=== Directive ===
Wherever a line holds the word "Information", copy that line out.

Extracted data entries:
-- Start --
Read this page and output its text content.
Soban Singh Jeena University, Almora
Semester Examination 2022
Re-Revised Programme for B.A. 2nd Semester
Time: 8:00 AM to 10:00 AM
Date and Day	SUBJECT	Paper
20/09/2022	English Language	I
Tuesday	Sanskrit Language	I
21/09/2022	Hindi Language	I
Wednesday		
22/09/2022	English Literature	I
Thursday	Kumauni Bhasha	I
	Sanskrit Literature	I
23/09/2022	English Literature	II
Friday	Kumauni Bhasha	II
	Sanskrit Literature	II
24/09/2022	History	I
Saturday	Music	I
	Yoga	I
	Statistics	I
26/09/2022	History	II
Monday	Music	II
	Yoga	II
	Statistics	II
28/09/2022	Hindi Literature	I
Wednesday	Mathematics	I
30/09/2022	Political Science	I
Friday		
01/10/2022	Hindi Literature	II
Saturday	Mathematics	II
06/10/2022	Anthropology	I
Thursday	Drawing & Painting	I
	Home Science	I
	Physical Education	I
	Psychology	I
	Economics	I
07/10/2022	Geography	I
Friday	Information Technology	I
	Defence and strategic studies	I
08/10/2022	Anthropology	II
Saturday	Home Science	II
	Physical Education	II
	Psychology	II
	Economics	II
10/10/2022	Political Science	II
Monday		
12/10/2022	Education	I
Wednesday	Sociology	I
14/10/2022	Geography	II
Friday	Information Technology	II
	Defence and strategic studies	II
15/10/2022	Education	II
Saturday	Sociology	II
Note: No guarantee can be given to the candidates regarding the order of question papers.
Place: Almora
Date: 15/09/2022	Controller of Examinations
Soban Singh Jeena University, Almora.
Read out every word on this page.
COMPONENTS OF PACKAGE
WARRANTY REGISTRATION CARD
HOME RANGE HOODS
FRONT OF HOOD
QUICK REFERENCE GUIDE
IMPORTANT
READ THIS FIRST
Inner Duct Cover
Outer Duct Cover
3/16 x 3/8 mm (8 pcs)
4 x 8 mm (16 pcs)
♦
-- End --
=== Problem solution ===
Friday	Information Technology	I
Friday	Information Technology	II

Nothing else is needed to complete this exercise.